◆ Problem
In the material below, find all lines with the string "area" and copy them.

------ Excerpted records

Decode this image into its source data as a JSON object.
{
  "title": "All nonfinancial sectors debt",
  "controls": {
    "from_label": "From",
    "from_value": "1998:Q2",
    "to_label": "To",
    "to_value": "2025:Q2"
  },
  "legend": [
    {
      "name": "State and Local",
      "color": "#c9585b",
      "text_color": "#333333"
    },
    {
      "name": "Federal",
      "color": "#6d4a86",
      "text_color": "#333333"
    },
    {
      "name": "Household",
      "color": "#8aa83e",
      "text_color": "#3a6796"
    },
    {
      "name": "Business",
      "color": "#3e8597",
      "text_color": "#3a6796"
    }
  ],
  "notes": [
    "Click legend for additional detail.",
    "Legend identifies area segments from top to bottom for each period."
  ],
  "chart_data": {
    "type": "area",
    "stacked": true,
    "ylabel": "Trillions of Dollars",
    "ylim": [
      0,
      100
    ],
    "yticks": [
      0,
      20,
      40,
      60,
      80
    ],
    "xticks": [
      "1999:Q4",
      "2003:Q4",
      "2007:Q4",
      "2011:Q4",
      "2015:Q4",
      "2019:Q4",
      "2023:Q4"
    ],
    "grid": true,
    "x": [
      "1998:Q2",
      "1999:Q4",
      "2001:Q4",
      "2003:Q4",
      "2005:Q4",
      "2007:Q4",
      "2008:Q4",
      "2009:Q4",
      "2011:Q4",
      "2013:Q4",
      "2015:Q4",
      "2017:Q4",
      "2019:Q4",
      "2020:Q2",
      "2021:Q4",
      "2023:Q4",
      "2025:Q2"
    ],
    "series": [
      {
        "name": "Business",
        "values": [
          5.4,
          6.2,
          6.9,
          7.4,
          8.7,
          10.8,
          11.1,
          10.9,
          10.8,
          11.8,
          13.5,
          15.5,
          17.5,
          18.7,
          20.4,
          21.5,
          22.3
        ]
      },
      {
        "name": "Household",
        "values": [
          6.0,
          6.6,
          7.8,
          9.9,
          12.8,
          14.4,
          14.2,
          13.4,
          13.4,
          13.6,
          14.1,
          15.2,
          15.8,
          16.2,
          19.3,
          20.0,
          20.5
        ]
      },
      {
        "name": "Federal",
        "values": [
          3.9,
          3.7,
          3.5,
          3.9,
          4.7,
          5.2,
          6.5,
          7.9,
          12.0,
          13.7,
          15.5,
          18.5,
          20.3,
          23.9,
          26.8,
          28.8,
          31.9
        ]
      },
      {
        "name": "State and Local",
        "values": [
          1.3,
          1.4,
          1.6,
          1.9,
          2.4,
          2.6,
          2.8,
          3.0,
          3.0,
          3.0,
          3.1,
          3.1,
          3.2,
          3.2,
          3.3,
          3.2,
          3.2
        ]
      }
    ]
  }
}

------------

◆ Final result
    "Legend identifies area segments from top to bottom for each period."
    "type": "area",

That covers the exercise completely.